> What is asked: All lines in which the word "Óvoda" occurs are to be extracted.

> Records supplied:
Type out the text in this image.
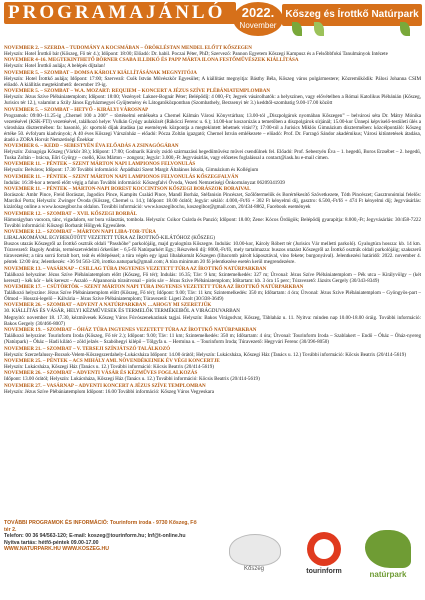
PROGRAMAJÁNLÓ	2022.
November
Kőszeg és Írottkő Natúrpark
NOVEMBER 2. – SZERDA – TUDOMÁNY A KOCSMÁBAN – ÖRÖKLÉSTAN MENDEL ELŐTT KŐSZEGEN
Helyszín: Hotel Írottkő bár (Kőszeg, Fő tér 4.); Időpont: 18:00; Előadó: Dr. habil. Poczai Péter, PhD; Szervező: Pannon Egyetem Kőszegi Kampusz és a Felsőbbfokú Tanulmányok Intézete
NOVEMBER 4–16. MEGTEKINTHETŐ BÖRNER CSABA ILLDIKÓ ÉS PAPP MÁRTA ILONA FESTŐMŰVÉSZEK KIÁLLÍTÁSA
Helyszín: Hotel Írottkő aulája; A belépés díjtalan!
NOVEMBER 5. – SZOMBAT – DOMSA KÁROLY KIÁLLÍTÁSÁNAK MEGNYITÓJA
Helyszín: Hotel Írottkő aulája; Időpont: 17:00; Szervező: Csók István Művészkör Egyesület; A kiállítást megnyitja: Básthy Béla, Kőszeg város polgármestere; Közreműködik: Pálosi Johanna CSIM előadó. A kiállítás megtekinthető: december 19-ig.
NOVEMBER 5. – SZOMBAT – W.A. MOZART: REQUIEM – KONCERT A JÉZUS SZÍVE PLÉBÁNIATEMPLOMBAN
Helyszín: Jézus Szíve Plébániatemplom; Időpont: 18:00; Vezényel: Lakner-Bognár Péter; Belépődíj: 4 000,-Ft; Jegyek vásárolhatók: a helyszínen, vagy elővételben a Római Katolikus Plébánián (Kőszeg, Jurisics tér 12.), valamint a Szily János Egyházmegyei Gyűjtemény és Látogatóközpontban (Szombathely, Berzsenyi tér 3.) keddtől-szombatig 9.00-17.00 között
NOVEMBER 5. – SZOMBAT – HETVŐ - KIRÁLYI VÁROSNAP
Programok: 09:00–11.25-ig „Chernel 100 a 200” – történelmi emlékséta a Chernel Kálmán Városi Könyvtárban; 13.00-tól „Diszpolgárok nyomában Kőszegen” – belvárosi séta Dr. Mátry Mónika vezetésével (KSK-FTI) vezetésével, találkozó helye: Vulkán Gyógy aulaközét (Rákóczi Ferenc u. 6.); 14.00-kor koszorúzás a temetőben a díszpolgárok sírjánál; 15.00-kor Ünnepi képviselő-testületi ülés a városháza dísztermében: fa: hasonló, jó: sportoló díjak átadása (az események központja a megtekintett lehetnek vitás!?); 17:00-tól a Jurisics Miklós Gimnázium dísztermében: közcélpontáló: Kőszeg értéke 50. évfolyam kiadványok; A 40 éves Kőszegi Várszínház – előadó: Pócza Zoltán igazgató; Chernel István emlékezete – előadó: Prof. Dr. Farragó Sándor akadémikus; Városi kitüntetések átadása, átadó a ZORA Horvát Nemzetiségi Énekkar
NOVEMBER 6. – KEDD – SEBESTYÉN ÉVA ELŐADÁS A ZSINAGÓGÁBAN
Helyszín: Zsinagóga Kőszeg (Várkör 38.); Időpont: 17:00; Godnarik Károly zsidó származású hegedűművész művei csendülnek fel. Előadó: Prof. Sebestyén Éva – 1. hegedű, Boros Erzsébet – 2. hegedű, Tuska Zoltán – brácsa, Eőri György – cselló, Kiss Márton – zongora; Jegyár: 3.000,-Ft Jegyvásárlás, vagy előzetes foglalással a contact@iask.hu e-mail címen.
NOVEMBER 11. – PÉNTEK – SZENT MÁRTON NAPI LAMPIONOS FELVONULÁS
Helyszín: Belváros; Időpont: 17.30 További információ: Árpádházi Szent Margit Általános Iskola, Gimnázium és Kollégium
NOVEMBER 11. – PÉNTEK – SZENT MÁRTON NAPI LAMPIONOS FELVONULÁS KŐSZEGFALVÁN
Indulás: 16:30-kor a temető előtt végig a falun További információ: Kőszegfalvi Óvoda, Vezeti Nemzetiségi Önkormányzat 06209341939
NOVEMBER 11. – PÉNTEK – MÁRTON-NAPI BOREST KOCCINTSON KŐSZEGI BORÁSZOK BORAIVAL
Borászok: Ambr Pince, Freid Borászat, Jagodics Pince, Kampits Család Pince, Mandl Borház, Stéfanisin Pincészet, Szőlőtermelők és Borértékesítő Szövetkezete, Tóth Pincészet; Gasztronómiai felelős: Marcikó Porta; Helyszín: Zwinger Óvoda (Kőszeg, Chernel u. 14.); Időpont: 18.00 órától; Jegyár: sétáló: 4.000,-Ft/fő + 302 Ft kényelmi díj, gasztro: 6.500,-Ft/fő + 474 Ft kényelmi díj; Jegyvásárlás: kizárólag online a www.koszegibor.hu oldalon. További információ: www.koszegibor.hu, koszegibor@gmail.com, 20/434-8862, Facebook események
NOVEMBER 12. – SZOMBAT – XVII. KŐSZEGI BORBÁL
Hámorágyban vacsora, tánc, vigadalom, sor bora választás, tombola. Helyszín: Csikor Csárda és Panzió; Időpont: 18.00; Zene: Kócos Ördögök; Belépődíj gyarapítja: 8.000,-Ft; Jegyvásárlás: 30/458-7222 További információ: Kőszegi Borbarát Hölgyek Egyesülete.
NOVEMBER 12. – SZOMBAT – MÁRTON NAPI LIBA-TOR-TÚRA
LIBALAKOMÁVAL EGYBEKÖTÖTT VEZETETT TÚRA AZ ÍROTTKŐ-KILÁTÓHOZ (KŐSZEG)
Buszos utazás Kőszegről az Írottkő osztrák oldali "Passhöhe" parkolójáig, majd gyalogtúra Kőszegre. Indulás: 10.00-kor, Károly Róbert tér (Jurisics Vár melletti parkoló). Gyalogtúra hossza: kb. 14 km. Túravezető: Bagoly András, természetvédelmi őrkerület – 6,5-fő Natúrparkért Egy.; Részvételi díj: 8000,-Ft/fő, mely tartalmazza: buszos utazást Kőszegről az Írottkő osztrák oldali parkolójáig; szakszerű túravezetést; a túra sorrá forralt bort, teát és előtépéssel; a túra végén egy igazi libalakomát Kőszegen (libacomb párolt káposztával, vino fekete; burgonyával). Jelentkezési határidő: 2022. november 4. péntek 12:00 óra; Jelentkezés: +36 94 563-120, irottko.naturpark@gmail.com; A túra minimum 20 fő jelentkezése esetén kerül megrendezésre.
NOVEMBER 13. – VASÁRNAP – CSILLAG TÚRA INGYENES VEZETETT TÚRA AZ ÍROTTKŐ NATÚRPARKBAN
Találkozó helyszíne: Jézus Szíve Plébániatemplom előtt (Kőszeg, Fő tér); Indulás: 16.35; Táv: 9 km; Szintemelkedés: 327 m; Útvonal: Jézus Szíve Plébániatemplom – Pék utca – Királyvölgy – (két kereszt) – kék kör – kék kereszt – Aszaló – Alpannonia túraútvonal – pirós sáv – Jézus Szíve Plébániatemplom; Időtartam: kb. 3 óra 15 perc; Túravezető: Jázsits Gergely (30/343-8349)
NOVEMBER 17. – CSÜTÖRTÖK – SZENT MÁRTON NAPI TÚRA INGYENES VEZETETT TÚRA AZ ÍROTTKŐ NATÚRPARKBAN
Találkozó helyszíne: Jézus Szíve Plébániatemplom előtt (Kőszeg, Fő tér); Időpont: 9.00; Táv: 11 km; Szintemelkedés: 350 m; Időtartam: 4 óra; Útvonal: Jézus Szíve Plébániatemplom – Gyöngyös-part – Ólmod – Hosszú-legelő – Kálvária – Jézus Szíve Plébániatemplom; Túravezető: Ligeti Zsolt (30/338-3649)
NOVEMBER 26. – SZOMBAT – ADVENT A NATÚRPARKBAN …AHOGY MI SZERETJÜK
30. KIÁLLÍTÁS ÉS VÁSÁR, HELYI KÉZMŰVESEK ÉS TERMELŐK TERMÉKEIBŐL A VIRÁGDUVARBAN
Megnyitó: november 18. 17.30, kézművesek Kőszeg Város Fúvószenekarának tagjai. Helyszín: Bakos Virágudvar, Kőszeg, Táblaház u. 11. Nyitva: minden nap 10.00-18.00 óráig. További információ: Bakos Gergely (30/466-8007)
NOVEMBER 19. – SZOMBAT – ÓHÁZ TÚRA INGYENES VEZETETT TÚRA AZ ÍROTTKŐ NATÚRPARKBAN
Találkozó helyszíne: Tourinform Iroda (Kőszeg, Fő tér 2.); Időpont: 9.00; Táv: 11 km; Szintemelkedés: 350 m; Időtartam: 4 óra; Útvonal: Tourinform Iroda – Szablakert – Endő – Óház – Óház-nyereg (Natúrpark) – Óház – Hadi kilátó – zöld jelzés – Szabóhegyi kilépő – Tölgyfa u. – Hermina u. – Tourinform Iroda; Túravezető: Hegyvári Ferenc (30/396-8050)
NOVEMBER 21. – SZOMBAT – V. TERSEJI SZÍNJÁTSZÓ TALÁLKOZÓ
Helyszín: Szerzefalussy-Bozsok-Velem-Kőszegszerdahely-Lukácsháza Időpont: 14.00 órától; Helyszín: Lukácsháza, Kőszegi Ház (Tanács u. 12.) További információ: Kőcsis Beatrix (20/414-5619)
NOVEMBER 25. – PÉNTEK – ACS MIHÁLY AML NÖVENDÉKEINEK ÉV VÉGI KONCERTJE
Helyszín: Lukácsháza, Kőszegi Ház (Tanács u. 12.) További információ: Kőcsis Beatrix (20/414-5619)
NOVEMBER 26. – SZOMBAT – ADVENTI VÁSÁR ÉS KÉZMŰVES FOGLALKOZÁS
Időpont: 13.00 órától; Helyszín: Lukácsháza, Kőszegi Ház (Tanács u. 12.) További információ: Kőcsis Beatrix (20/414-5619)
NOVEMBER 27. – VASÁRNAP – ADVENTI KONCERT A JÉZUS SZÍVE TEMPLOMBAN
Helyszín: Jézus Szíve Plébániatemplom Időpont: 16.00 További információ: Kőszeg Város Vegyeskara
TOVÁBBI PROGRAMOK ÉS INFORMÁCIÓ: Tourinform iroda - 9730 Kőszeg, Fő tér 2.
Telefon: 00 36 94/563-120; E-mail: koszeg@tourinform.hu; Inf@t-online.hu
Nyitva tartás: hétfő-péntek 09.00-17.00
WWW.NATURPARK.HU WWW.KOSZEG.HU
Kőszeg	tourinform	natúrpark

> Written response:
Indulás: 16:30-kor a temető előtt végig a falun További információ: Kőszegfalvi Óvoda, Vezeti Nemzetiségi Önkormányzat 06209341939
Borászok: Ambr Pince, Freid Borászat, Jagodics Pince, Kampits Család Pince, Mandl Borház, Stéfanisin Pincészet, Szőlőtermelők és Borértékesítő Szövetkezete, Tóth Pincészet; Gasztronómiai felelős: Marcikó Porta; Helyszín: Zwinger Óvoda (Kőszeg, Chernel u. 14.); Időpont: 18.00 órától; Jegyár: sétáló: 4.000,-Ft/fő + 302 Ft kényelmi díj, gasztro: 6.500,-Ft/fő + 474 Ft kényelmi díj; Jegyvásárlás: kizárólag online a www.koszegibor.hu oldalon. További információ: www.koszegibor.hu, koszegibor@gmail.com, 20/434-8862, Facebook események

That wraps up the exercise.